__Task details__. Find the word "Malignant" in the records below. List each line containing it.

__Input data__.
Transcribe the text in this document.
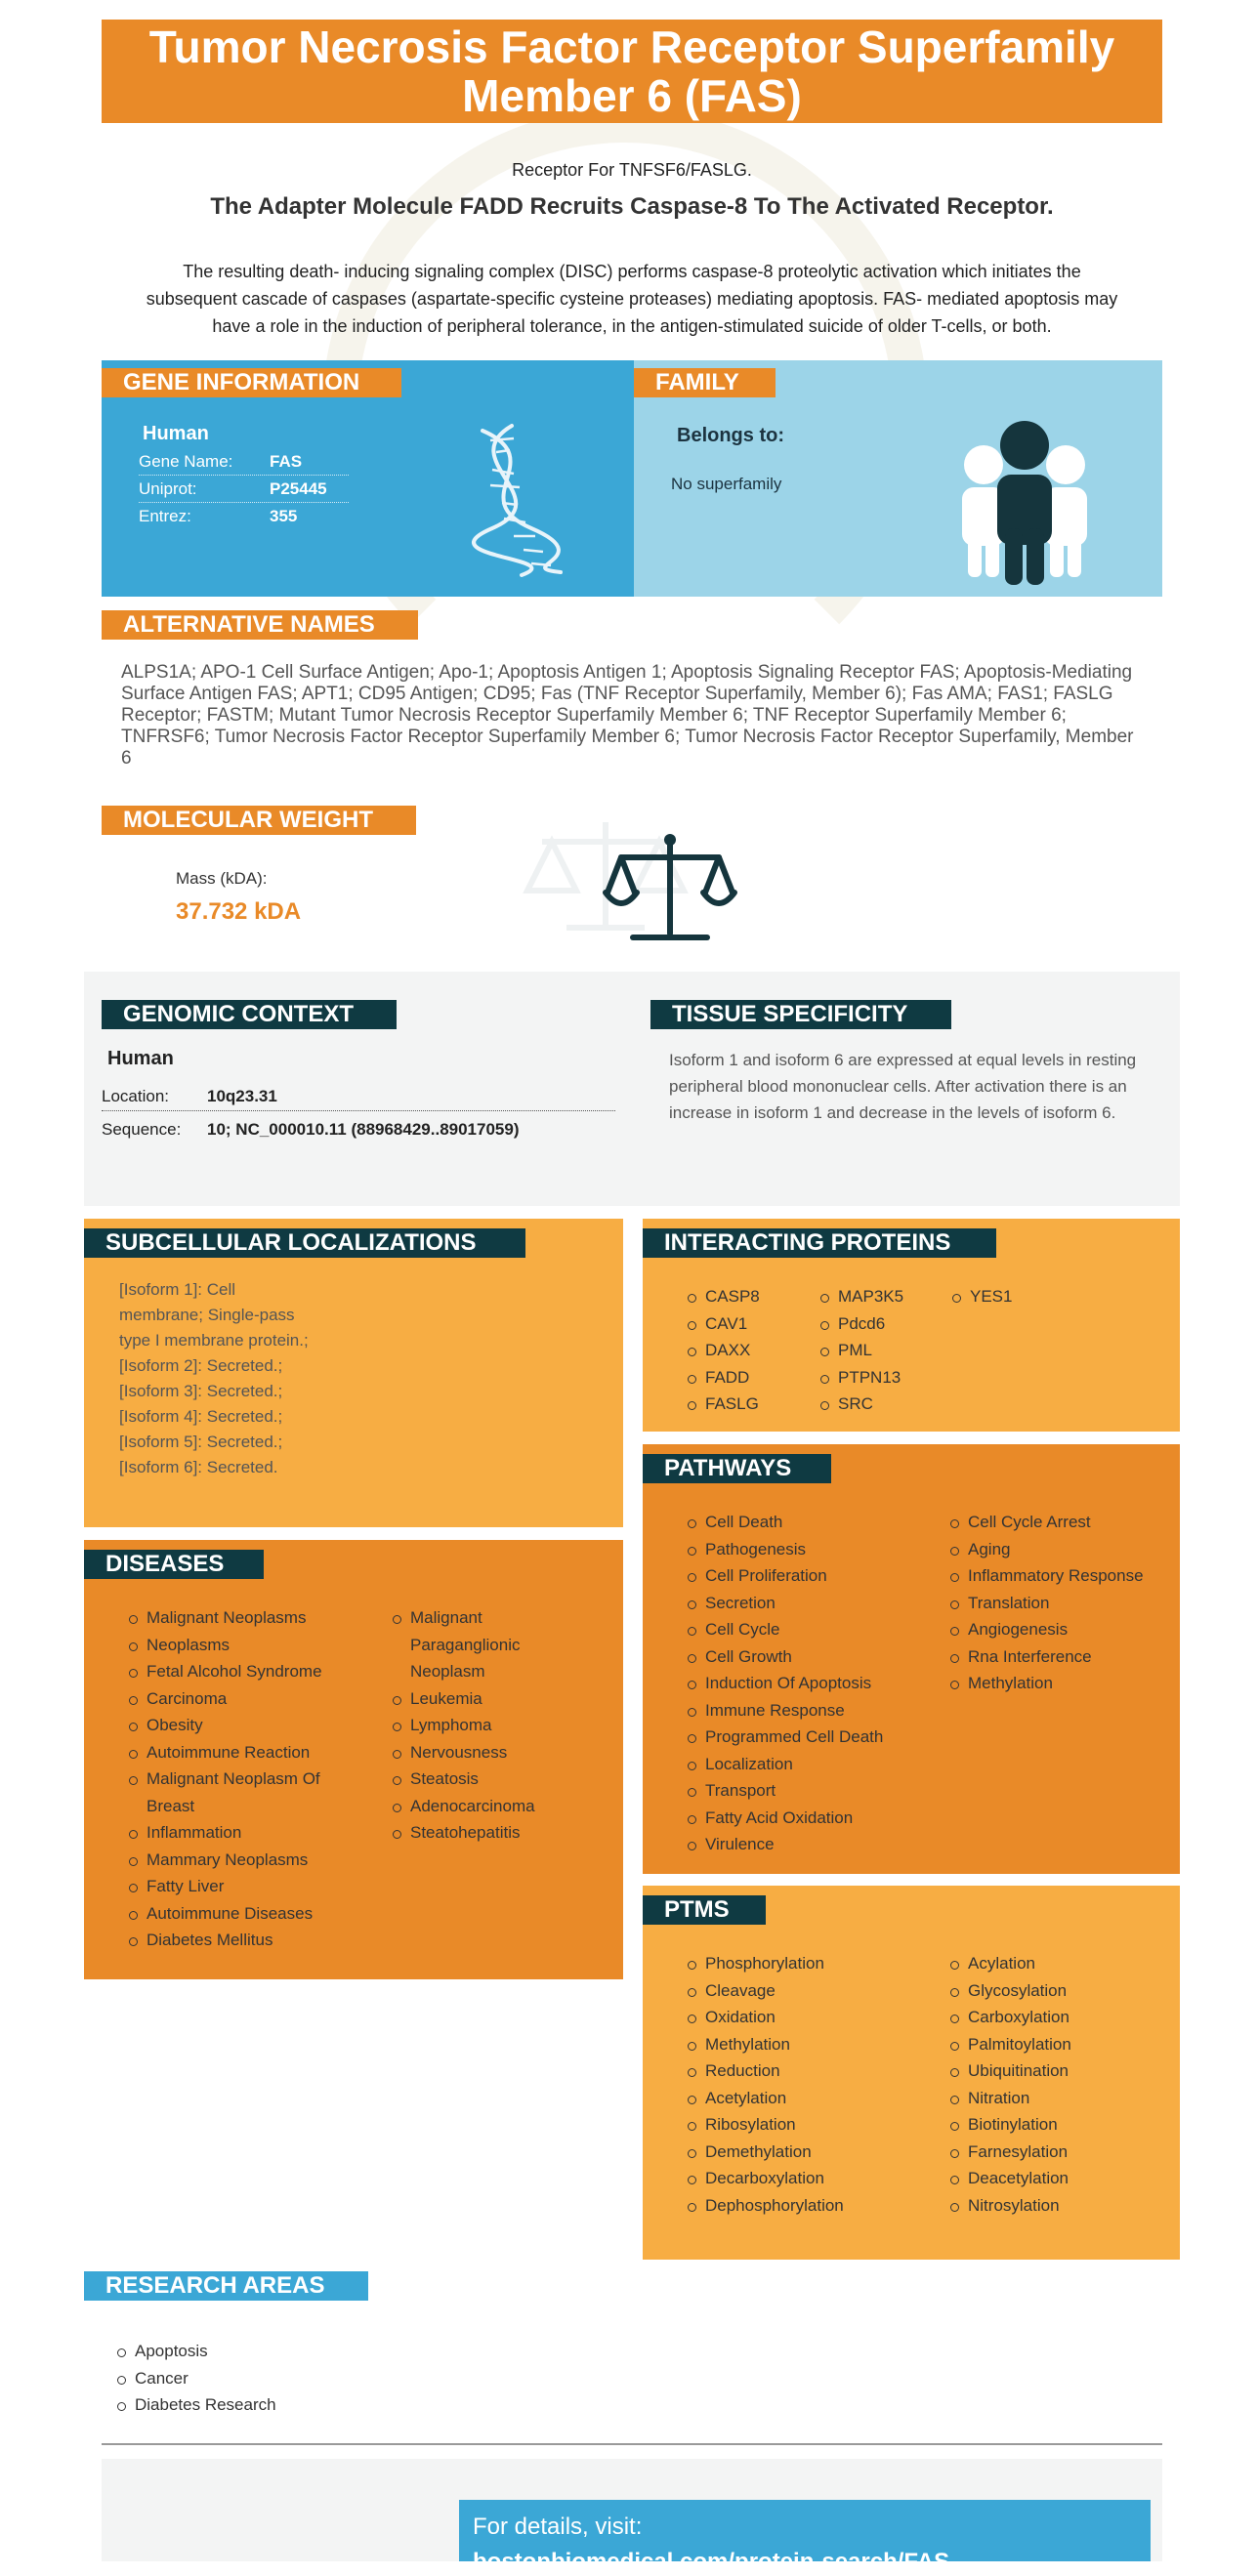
Tumor Necrosis Factor Receptor Superfamily Member 6 (FAS)
Receptor For TNFSF6/FASLG.
The Adapter Molecule FADD Recruits Caspase-8 To The Activated Receptor.
The resulting death- inducing signaling complex (DISC) performs caspase-8 proteolytic activation which initiates the subsequent cascade of caspases (aspartate-specific cysteine proteases) mediating apoptosis. FAS- mediated apoptosis may have a role in the induction of peripheral tolerance, in the antigen-stimulated suicide of older T-cells, or both.
GENE INFORMATION
Human
Gene Name: FAS
Uniprot:	P25445
Entrez:	355
FAMILY
Belongs to:
No superfamily
ALTERNATIVE NAMES
ALPS1A; APO-1 Cell Surface Antigen; Apo-1; Apoptosis Antigen 1; Apoptosis Signaling Receptor FAS; Apoptosis-Mediating Surface Antigen FAS; APT1; CD95 Antigen; CD95; Fas (TNF Receptor Superfamily, Member 6); Fas AMA; FAS1; FASLG Receptor; FASTM; Mutant Tumor Necrosis Receptor Superfamily Member 6; TNF Receptor Superfamily Member 6; TNFRSF6; Tumor Necrosis Factor Receptor Superfamily Member 6; Tumor Necrosis Factor Receptor Superfamily, Member 6
MOLECULAR WEIGHT
Mass (kDA):
37.732 kDA
GENOMIC CONTEXT
Human
Location: 10q23.31
Sequence: 10; NC_000010.11 (88968429..89017059)
TISSUE SPECIFICITY
Isoform 1 and isoform 6 are expressed at equal levels in resting peripheral blood mononuclear cells. After activation there is an increase in isoform 1 and decrease in the levels of isoform 6.
SUBCELLULAR LOCALIZATIONS
[Isoform 1]: Cell
membrane; Single-pass
type I membrane protein.;
[Isoform 2]: Secreted.;
[Isoform 3]: Secreted.;
[Isoform 4]: Secreted.;
[Isoform 5]: Secreted.;
[Isoform 6]: Secreted.
INTERACTING PROTEINS
CASP8
CAV1
DAXX
FADD
FASLG
MAP3K5
Pdcd6
PML
PTPN13
SRC
YES1
PATHWAYS
Cell Death
Pathogenesis
Cell Proliferation
Secretion
Cell Cycle
Cell Growth
Induction Of Apoptosis
Immune Response
Programmed Cell Death
Localization
Transport
Fatty Acid Oxidation
Virulence
Cell Cycle Arrest
Aging
Inflammatory Response
Translation
Angiogenesis
Rna Interference
Methylation
DISEASES
Malignant Neoplasms
Neoplasms
Fetal Alcohol Syndrome
Carcinoma
Obesity
Autoimmune Reaction
Malignant Neoplasm Of Breast
Inflammation
Mammary Neoplasms
Fatty Liver
Autoimmune Diseases
Diabetes Mellitus
Malignant Paraganglionic Neoplasm
Leukemia
Lymphoma
Nervousness
Steatosis
Adenocarcinoma
Steatohepatitis
PTMS
Phosphorylation
Cleavage
Oxidation
Methylation
Reduction
Acetylation
Ribosylation
Demethylation
Decarboxylation
Dephosphorylation
Acylation
Glycosylation
Carboxylation
Palmitoylation
Ubiquitination
Nitration
Biotinylation
Farnesylation
Deacetylation
Nitrosylation
RESEARCH AREAS
Apoptosis
Cancer
Diabetes Research
For details, visit:
bostonbiomedical.com/protein-search/FAS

__The answer__.
Malignant Neoplasms
Malignant Neoplasm Of Breast
Malignant Paraganglionic Neoplasm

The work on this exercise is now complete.